Extracts from a graphics dataset
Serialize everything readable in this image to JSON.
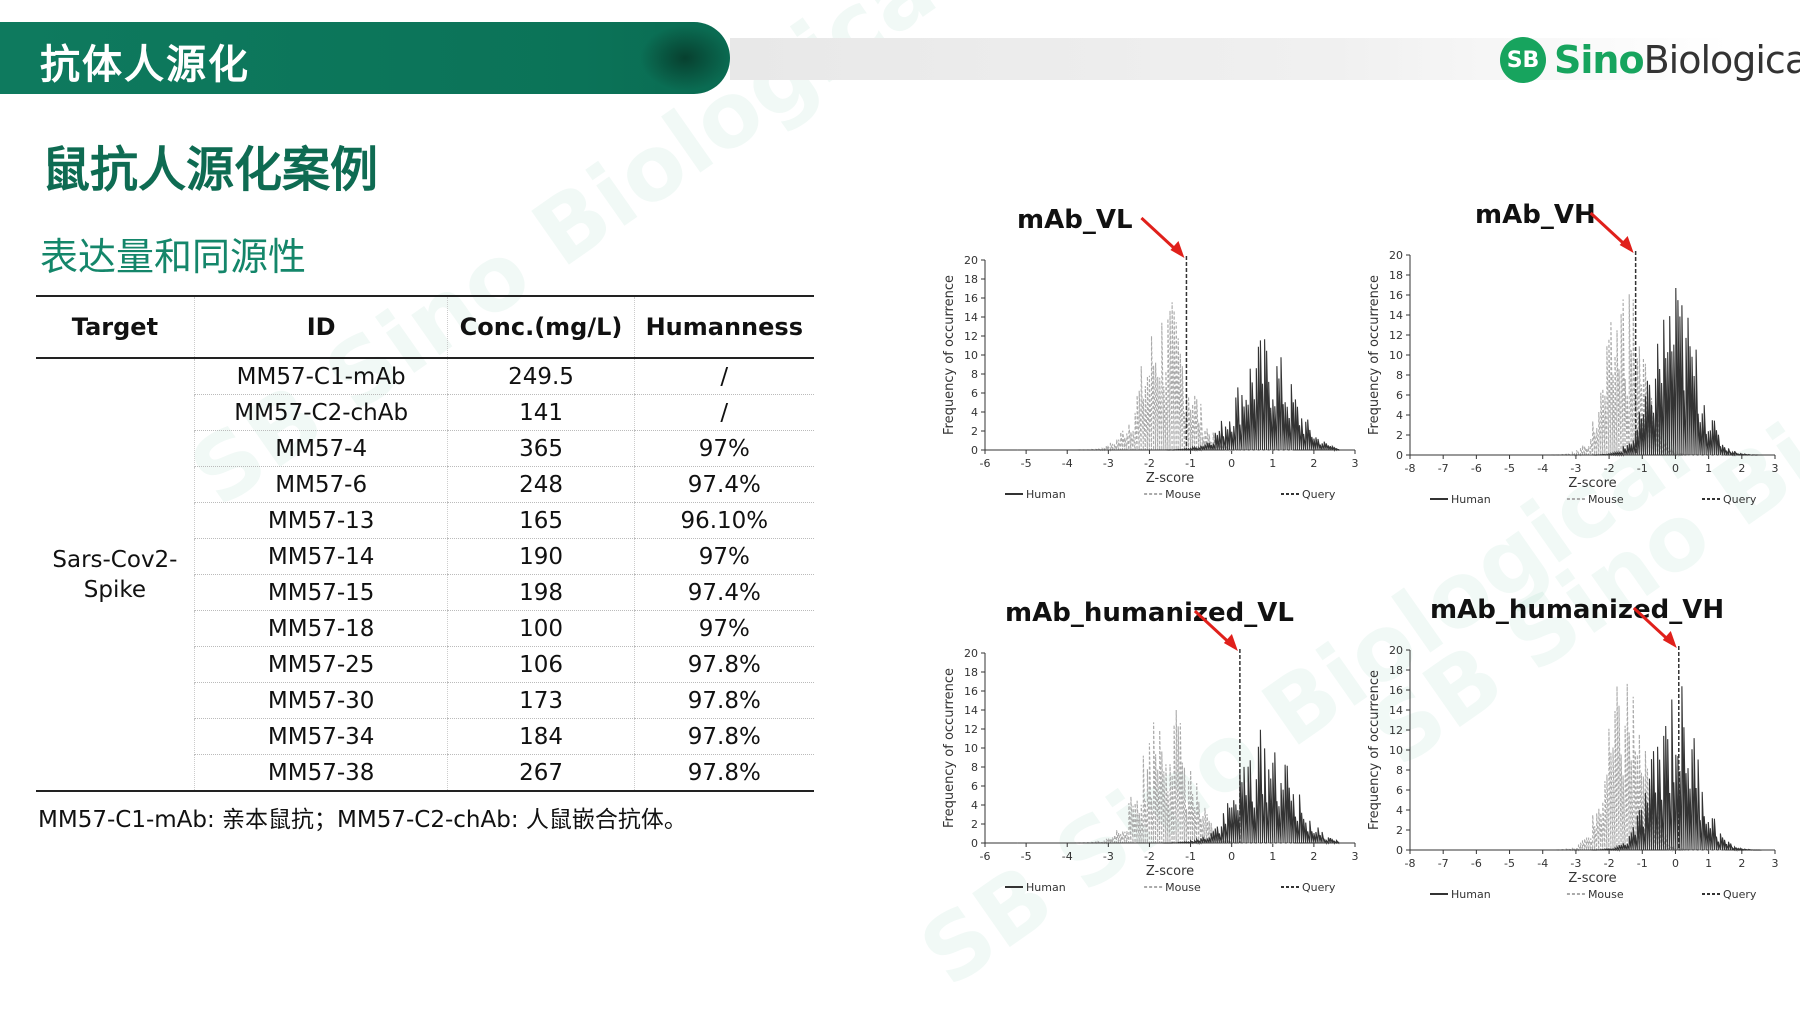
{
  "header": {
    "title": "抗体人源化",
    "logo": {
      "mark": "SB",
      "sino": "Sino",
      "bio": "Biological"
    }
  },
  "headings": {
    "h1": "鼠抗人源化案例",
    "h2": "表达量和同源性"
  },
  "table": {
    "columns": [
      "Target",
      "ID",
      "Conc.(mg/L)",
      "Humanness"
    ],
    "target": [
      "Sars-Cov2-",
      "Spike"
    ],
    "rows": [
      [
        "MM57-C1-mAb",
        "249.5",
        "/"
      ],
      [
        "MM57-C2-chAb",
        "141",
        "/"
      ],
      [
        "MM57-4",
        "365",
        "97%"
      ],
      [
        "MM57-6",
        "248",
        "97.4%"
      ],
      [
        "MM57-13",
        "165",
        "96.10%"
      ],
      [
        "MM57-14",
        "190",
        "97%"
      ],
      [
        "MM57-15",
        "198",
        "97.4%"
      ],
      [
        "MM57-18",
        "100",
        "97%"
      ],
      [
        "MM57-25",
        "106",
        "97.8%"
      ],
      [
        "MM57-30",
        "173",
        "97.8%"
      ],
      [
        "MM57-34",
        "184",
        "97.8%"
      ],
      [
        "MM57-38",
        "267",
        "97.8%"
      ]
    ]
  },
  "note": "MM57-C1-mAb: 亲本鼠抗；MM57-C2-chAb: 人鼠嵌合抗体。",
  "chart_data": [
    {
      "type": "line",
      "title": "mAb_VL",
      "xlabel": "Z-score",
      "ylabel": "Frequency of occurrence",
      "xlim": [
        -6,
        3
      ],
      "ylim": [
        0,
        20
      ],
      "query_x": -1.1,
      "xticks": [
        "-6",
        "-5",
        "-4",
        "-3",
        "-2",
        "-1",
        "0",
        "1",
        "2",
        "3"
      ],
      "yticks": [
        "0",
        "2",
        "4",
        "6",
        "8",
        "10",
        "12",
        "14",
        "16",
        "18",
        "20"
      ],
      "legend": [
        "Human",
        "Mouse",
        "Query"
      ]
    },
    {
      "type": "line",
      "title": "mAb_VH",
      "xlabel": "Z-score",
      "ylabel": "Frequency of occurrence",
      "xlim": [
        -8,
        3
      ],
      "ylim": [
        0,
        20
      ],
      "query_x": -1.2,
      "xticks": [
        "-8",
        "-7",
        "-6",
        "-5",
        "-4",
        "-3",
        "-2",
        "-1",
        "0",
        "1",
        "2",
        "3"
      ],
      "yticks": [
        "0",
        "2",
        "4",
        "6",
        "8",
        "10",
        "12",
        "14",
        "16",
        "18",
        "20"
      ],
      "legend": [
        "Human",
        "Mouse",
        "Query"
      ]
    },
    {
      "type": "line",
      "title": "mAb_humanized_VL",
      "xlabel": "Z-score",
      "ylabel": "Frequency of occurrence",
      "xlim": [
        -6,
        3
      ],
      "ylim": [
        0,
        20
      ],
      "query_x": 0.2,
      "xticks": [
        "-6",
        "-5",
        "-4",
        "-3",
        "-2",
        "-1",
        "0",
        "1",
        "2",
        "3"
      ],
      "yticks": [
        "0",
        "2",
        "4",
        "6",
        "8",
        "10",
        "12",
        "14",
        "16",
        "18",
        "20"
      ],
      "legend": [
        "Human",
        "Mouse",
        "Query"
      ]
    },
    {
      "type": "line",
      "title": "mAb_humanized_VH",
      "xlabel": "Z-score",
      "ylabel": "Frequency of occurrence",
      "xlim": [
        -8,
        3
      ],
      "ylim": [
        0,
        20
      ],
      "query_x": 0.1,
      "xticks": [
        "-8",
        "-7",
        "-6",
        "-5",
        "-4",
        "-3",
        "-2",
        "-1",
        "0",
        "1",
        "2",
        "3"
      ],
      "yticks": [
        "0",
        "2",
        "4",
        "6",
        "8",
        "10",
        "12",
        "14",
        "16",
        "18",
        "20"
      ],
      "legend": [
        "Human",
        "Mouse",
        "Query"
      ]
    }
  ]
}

**What the task asks**
Except for the pictures, print the data above exactly.

**The answer**
Serialize everything readable in this image to JSON.
{
  "header": {
    "title": "抗体人源化",
    "logo": {
      "mark": "SB",
      "sino": "Sino",
      "bio": "Biological"
    }
  },
  "headings": {
    "h1": "鼠抗人源化案例",
    "h2": "表达量和同源性"
  },
  "table": {
    "columns": [
      "Target",
      "ID",
      "Conc.(mg/L)",
      "Humanness"
    ],
    "target": [
      "Sars-Cov2-",
      "Spike"
    ],
    "rows": [
      [
        "MM57-C1-mAb",
        "249.5",
        "/"
      ],
      [
        "MM57-C2-chAb",
        "141",
        "/"
      ],
      [
        "MM57-4",
        "365",
        "97%"
      ],
      [
        "MM57-6",
        "248",
        "97.4%"
      ],
      [
        "MM57-13",
        "165",
        "96.10%"
      ],
      [
        "MM57-14",
        "190",
        "97%"
      ],
      [
        "MM57-15",
        "198",
        "97.4%"
      ],
      [
        "MM57-18",
        "100",
        "97%"
      ],
      [
        "MM57-25",
        "106",
        "97.8%"
      ],
      [
        "MM57-30",
        "173",
        "97.8%"
      ],
      [
        "MM57-34",
        "184",
        "97.8%"
      ],
      [
        "MM57-38",
        "267",
        "97.8%"
      ]
    ]
  },
  "note": "MM57-C1-mAb: 亲本鼠抗；MM57-C2-chAb: 人鼠嵌合抗体。",
  "chart_data": [
    {
      "type": "line",
      "title": "mAb_VL",
      "xlabel": "Z-score",
      "ylabel": "Frequency of occurrence",
      "xlim": [
        -6,
        3
      ],
      "ylim": [
        0,
        20
      ],
      "query_x": -1.1,
      "xticks": [
        "-6",
        "-5",
        "-4",
        "-3",
        "-2",
        "-1",
        "0",
        "1",
        "2",
        "3"
      ],
      "yticks": [
        "0",
        "2",
        "4",
        "6",
        "8",
        "10",
        "12",
        "14",
        "16",
        "18",
        "20"
      ],
      "legend": [
        "Human",
        "Mouse",
        "Query"
      ]
    },
    {
      "type": "line",
      "title": "mAb_VH",
      "xlabel": "Z-score",
      "ylabel": "Frequency of occurrence",
      "xlim": [
        -8,
        3
      ],
      "ylim": [
        0,
        20
      ],
      "query_x": -1.2,
      "xticks": [
        "-8",
        "-7",
        "-6",
        "-5",
        "-4",
        "-3",
        "-2",
        "-1",
        "0",
        "1",
        "2",
        "3"
      ],
      "yticks": [
        "0",
        "2",
        "4",
        "6",
        "8",
        "10",
        "12",
        "14",
        "16",
        "18",
        "20"
      ],
      "legend": [
        "Human",
        "Mouse",
        "Query"
      ]
    },
    {
      "type": "line",
      "title": "mAb_humanized_VL",
      "xlabel": "Z-score",
      "ylabel": "Frequency of occurrence",
      "xlim": [
        -6,
        3
      ],
      "ylim": [
        0,
        20
      ],
      "query_x": 0.2,
      "xticks": [
        "-6",
        "-5",
        "-4",
        "-3",
        "-2",
        "-1",
        "0",
        "1",
        "2",
        "3"
      ],
      "yticks": [
        "0",
        "2",
        "4",
        "6",
        "8",
        "10",
        "12",
        "14",
        "16",
        "18",
        "20"
      ],
      "legend": [
        "Human",
        "Mouse",
        "Query"
      ]
    },
    {
      "type": "line",
      "title": "mAb_humanized_VH",
      "xlabel": "Z-score",
      "ylabel": "Frequency of occurrence",
      "xlim": [
        -8,
        3
      ],
      "ylim": [
        0,
        20
      ],
      "query_x": 0.1,
      "xticks": [
        "-8",
        "-7",
        "-6",
        "-5",
        "-4",
        "-3",
        "-2",
        "-1",
        "0",
        "1",
        "2",
        "3"
      ],
      "yticks": [
        "0",
        "2",
        "4",
        "6",
        "8",
        "10",
        "12",
        "14",
        "16",
        "18",
        "20"
      ],
      "legend": [
        "Human",
        "Mouse",
        "Query"
      ]
    }
  ]
}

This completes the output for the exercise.